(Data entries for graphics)
------------------------------------

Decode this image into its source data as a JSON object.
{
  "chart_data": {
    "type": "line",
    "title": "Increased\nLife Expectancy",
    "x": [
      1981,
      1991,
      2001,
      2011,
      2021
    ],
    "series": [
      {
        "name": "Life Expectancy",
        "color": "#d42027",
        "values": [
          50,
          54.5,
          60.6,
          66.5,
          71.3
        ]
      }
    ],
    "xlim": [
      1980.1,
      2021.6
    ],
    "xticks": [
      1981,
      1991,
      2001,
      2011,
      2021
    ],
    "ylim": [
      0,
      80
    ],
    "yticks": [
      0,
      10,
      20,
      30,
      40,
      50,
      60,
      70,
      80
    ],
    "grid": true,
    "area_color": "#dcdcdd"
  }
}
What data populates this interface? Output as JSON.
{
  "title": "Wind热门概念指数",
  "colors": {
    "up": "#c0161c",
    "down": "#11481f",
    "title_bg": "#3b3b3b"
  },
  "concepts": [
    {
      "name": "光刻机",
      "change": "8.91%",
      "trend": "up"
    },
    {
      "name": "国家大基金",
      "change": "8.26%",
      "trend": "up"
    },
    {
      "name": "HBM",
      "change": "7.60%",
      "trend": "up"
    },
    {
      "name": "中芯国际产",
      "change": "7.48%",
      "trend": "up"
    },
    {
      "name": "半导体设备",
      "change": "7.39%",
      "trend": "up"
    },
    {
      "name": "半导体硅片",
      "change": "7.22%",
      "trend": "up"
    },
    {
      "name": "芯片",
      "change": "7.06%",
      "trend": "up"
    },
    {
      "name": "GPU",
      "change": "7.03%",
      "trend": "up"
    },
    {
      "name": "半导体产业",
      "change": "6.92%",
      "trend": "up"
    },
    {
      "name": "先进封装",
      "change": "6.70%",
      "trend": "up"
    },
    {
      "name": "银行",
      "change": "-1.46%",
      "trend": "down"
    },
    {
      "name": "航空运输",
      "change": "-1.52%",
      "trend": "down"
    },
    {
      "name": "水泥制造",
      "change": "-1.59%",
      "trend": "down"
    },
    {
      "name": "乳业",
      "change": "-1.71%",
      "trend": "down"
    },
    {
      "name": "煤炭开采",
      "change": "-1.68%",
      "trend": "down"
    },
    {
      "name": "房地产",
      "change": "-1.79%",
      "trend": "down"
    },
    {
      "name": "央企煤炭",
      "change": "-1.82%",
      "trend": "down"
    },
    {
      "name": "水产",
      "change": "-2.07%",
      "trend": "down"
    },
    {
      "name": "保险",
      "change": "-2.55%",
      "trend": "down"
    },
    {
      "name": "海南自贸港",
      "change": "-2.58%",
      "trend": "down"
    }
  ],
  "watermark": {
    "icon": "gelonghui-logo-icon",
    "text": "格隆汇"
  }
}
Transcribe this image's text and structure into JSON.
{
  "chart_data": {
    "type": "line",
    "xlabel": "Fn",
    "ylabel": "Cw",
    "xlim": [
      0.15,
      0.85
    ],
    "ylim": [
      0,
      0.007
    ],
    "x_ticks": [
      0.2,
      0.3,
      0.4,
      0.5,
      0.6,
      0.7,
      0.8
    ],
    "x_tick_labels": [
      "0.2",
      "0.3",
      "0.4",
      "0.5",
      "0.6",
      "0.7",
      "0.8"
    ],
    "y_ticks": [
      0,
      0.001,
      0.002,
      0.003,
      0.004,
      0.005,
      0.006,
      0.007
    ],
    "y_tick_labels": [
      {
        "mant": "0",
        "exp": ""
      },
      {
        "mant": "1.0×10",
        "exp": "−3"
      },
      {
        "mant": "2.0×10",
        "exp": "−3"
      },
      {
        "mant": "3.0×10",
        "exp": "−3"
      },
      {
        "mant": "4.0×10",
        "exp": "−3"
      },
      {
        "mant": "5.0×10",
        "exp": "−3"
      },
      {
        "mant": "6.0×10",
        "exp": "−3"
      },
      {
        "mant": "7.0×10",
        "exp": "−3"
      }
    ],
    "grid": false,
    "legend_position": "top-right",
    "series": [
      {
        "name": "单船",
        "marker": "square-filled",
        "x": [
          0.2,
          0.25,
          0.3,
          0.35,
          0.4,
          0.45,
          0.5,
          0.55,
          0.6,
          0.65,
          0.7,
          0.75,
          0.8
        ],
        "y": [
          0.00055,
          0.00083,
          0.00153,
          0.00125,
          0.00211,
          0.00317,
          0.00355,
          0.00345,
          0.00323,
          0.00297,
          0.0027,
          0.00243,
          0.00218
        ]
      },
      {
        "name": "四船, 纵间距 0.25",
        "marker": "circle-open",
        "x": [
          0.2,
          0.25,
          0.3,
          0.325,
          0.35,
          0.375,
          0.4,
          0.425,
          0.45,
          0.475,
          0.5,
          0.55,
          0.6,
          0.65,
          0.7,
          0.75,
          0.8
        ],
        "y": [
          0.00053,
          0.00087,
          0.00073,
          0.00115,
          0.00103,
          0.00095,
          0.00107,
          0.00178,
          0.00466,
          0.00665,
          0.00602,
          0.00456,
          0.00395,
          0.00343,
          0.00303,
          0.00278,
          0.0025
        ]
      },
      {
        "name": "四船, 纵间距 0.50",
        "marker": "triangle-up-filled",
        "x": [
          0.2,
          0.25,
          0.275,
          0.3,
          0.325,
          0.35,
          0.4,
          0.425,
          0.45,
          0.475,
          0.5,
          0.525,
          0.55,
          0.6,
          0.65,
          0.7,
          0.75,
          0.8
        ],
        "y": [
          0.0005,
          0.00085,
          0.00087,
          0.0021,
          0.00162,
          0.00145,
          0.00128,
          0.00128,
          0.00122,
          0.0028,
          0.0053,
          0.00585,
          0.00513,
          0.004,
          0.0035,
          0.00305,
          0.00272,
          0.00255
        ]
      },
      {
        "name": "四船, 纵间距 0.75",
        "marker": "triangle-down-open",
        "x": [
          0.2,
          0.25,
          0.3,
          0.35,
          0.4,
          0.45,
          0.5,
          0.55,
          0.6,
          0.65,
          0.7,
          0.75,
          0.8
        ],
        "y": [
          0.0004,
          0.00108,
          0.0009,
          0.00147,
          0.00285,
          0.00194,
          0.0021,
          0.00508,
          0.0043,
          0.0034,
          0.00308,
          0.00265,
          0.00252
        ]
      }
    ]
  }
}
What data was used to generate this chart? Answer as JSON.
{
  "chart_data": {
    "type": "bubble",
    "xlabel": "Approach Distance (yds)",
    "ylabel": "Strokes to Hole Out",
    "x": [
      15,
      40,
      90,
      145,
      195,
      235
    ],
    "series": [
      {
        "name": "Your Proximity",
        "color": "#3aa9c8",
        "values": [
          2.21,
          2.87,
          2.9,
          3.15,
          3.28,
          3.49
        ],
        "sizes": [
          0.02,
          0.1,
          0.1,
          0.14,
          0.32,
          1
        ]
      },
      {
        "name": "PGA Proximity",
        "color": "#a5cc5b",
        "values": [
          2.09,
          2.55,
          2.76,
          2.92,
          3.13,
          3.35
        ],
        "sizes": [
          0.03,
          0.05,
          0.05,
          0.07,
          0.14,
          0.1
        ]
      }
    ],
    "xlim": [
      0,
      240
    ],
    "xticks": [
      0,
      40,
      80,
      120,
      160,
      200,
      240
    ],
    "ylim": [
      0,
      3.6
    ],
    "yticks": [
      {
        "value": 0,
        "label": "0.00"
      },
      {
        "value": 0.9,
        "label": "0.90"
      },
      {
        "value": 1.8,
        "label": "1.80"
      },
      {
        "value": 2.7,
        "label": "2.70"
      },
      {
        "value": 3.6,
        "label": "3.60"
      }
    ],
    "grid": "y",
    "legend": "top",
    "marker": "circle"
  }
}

------------------------------------

## GIVEN INSTRUCTION
Which lines hold the word "into"? Copy every one of them.

## ANSWER IN FULL
Decode this image into its source data as a JSON object.
Transcribe this image's text and structure into JSON.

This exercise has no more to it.